## Begin
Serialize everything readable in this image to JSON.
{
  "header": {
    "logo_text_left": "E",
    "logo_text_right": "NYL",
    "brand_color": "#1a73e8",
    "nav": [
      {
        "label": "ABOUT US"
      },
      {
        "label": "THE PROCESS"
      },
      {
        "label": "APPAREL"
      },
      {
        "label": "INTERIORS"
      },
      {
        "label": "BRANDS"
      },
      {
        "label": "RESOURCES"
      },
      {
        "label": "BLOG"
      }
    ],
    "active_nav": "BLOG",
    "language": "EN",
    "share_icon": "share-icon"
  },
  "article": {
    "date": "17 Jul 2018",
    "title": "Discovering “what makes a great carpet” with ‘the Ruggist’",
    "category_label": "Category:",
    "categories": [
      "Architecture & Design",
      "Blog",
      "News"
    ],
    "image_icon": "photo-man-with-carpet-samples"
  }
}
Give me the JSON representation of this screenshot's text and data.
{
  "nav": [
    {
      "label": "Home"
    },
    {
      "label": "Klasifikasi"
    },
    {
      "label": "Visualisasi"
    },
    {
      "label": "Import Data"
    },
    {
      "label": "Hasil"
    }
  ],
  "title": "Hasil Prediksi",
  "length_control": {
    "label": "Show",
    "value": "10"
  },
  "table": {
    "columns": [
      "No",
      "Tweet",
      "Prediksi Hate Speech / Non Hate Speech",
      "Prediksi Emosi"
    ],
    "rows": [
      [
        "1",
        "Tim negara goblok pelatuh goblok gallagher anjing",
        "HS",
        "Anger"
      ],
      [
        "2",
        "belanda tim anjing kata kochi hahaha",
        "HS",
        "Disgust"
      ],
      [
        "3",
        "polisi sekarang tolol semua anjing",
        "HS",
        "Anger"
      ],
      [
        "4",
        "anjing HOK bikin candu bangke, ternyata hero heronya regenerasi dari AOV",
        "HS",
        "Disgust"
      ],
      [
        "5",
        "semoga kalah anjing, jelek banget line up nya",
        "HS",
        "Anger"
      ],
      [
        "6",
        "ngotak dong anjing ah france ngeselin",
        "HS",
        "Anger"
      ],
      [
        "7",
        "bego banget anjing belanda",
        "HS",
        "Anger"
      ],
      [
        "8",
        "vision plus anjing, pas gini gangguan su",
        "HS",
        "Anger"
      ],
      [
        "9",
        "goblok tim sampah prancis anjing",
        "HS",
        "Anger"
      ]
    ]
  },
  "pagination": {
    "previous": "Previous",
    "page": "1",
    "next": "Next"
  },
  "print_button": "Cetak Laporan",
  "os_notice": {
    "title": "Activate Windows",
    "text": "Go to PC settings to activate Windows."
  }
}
## End
[EXERCISE REQUIREMENTS]:
Show, from the material above, each line that includes the string "goblok".

[EXERCISE OUTPUT]:
        "Tim negara goblok pelatuh goblok gallagher anjing",
        "goblok tim sampah prancis anjing",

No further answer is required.